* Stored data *
━━━━━━━━━━━━━━━━

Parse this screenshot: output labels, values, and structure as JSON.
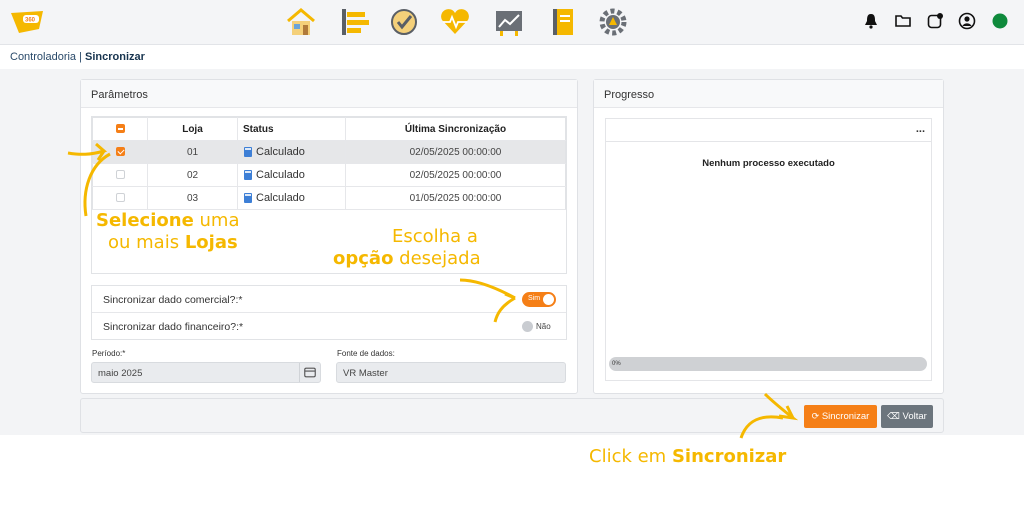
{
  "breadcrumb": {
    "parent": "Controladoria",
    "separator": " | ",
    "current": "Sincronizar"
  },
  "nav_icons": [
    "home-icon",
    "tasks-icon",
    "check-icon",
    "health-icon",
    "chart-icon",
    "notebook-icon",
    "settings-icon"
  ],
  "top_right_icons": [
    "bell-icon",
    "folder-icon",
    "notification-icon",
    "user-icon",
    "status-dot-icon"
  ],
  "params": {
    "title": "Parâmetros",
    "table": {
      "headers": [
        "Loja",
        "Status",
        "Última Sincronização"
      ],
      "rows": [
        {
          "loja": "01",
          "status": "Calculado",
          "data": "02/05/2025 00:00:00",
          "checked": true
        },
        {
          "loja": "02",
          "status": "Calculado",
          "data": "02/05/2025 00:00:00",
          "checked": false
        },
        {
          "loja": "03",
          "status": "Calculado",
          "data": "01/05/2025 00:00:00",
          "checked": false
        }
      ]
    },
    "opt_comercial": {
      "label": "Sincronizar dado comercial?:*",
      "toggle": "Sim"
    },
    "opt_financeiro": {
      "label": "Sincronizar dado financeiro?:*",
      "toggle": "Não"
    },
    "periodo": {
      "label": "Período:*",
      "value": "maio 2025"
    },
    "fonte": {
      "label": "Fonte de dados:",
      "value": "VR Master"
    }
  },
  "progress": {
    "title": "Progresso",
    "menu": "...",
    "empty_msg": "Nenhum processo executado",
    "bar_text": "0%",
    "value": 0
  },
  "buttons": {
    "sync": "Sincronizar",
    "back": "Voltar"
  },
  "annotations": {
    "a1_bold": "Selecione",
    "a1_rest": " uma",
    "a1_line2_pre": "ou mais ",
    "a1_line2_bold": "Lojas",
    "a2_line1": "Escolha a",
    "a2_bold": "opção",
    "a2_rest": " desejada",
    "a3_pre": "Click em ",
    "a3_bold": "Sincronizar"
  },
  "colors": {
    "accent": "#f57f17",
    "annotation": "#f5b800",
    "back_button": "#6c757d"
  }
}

━━━━━━━━━━━━━━━━

* EXERCISE REQUIREMENTS *
Omit the pictures, then quote the rest of the material above exactly.

* EXERCISE RESPONSE *
Parse this screenshot: output labels, values, and structure as JSON.
{
  "breadcrumb": {
    "parent": "Controladoria",
    "separator": " | ",
    "current": "Sincronizar"
  },
  "nav_icons": [
    "home-icon",
    "tasks-icon",
    "check-icon",
    "health-icon",
    "chart-icon",
    "notebook-icon",
    "settings-icon"
  ],
  "top_right_icons": [
    "bell-icon",
    "folder-icon",
    "notification-icon",
    "user-icon",
    "status-dot-icon"
  ],
  "params": {
    "title": "Parâmetros",
    "table": {
      "headers": [
        "Loja",
        "Status",
        "Última Sincronização"
      ],
      "rows": [
        {
          "loja": "01",
          "status": "Calculado",
          "data": "02/05/2025 00:00:00",
          "checked": true
        },
        {
          "loja": "02",
          "status": "Calculado",
          "data": "02/05/2025 00:00:00",
          "checked": false
        },
        {
          "loja": "03",
          "status": "Calculado",
          "data": "01/05/2025 00:00:00",
          "checked": false
        }
      ]
    },
    "opt_comercial": {
      "label": "Sincronizar dado comercial?:*",
      "toggle": "Sim"
    },
    "opt_financeiro": {
      "label": "Sincronizar dado financeiro?:*",
      "toggle": "Não"
    },
    "periodo": {
      "label": "Período:*",
      "value": "maio 2025"
    },
    "fonte": {
      "label": "Fonte de dados:",
      "value": "VR Master"
    }
  },
  "progress": {
    "title": "Progresso",
    "menu": "...",
    "empty_msg": "Nenhum processo executado",
    "bar_text": "0%",
    "value": 0
  },
  "buttons": {
    "sync": "Sincronizar",
    "back": "Voltar"
  },
  "annotations": {
    "a1_bold": "Selecione",
    "a1_rest": " uma",
    "a1_line2_pre": "ou mais ",
    "a1_line2_bold": "Lojas",
    "a2_line1": "Escolha a",
    "a2_bold": "opção",
    "a2_rest": " desejada",
    "a3_pre": "Click em ",
    "a3_bold": "Sincronizar"
  },
  "colors": {
    "accent": "#f57f17",
    "annotation": "#f5b800",
    "back_button": "#6c757d"
  }
}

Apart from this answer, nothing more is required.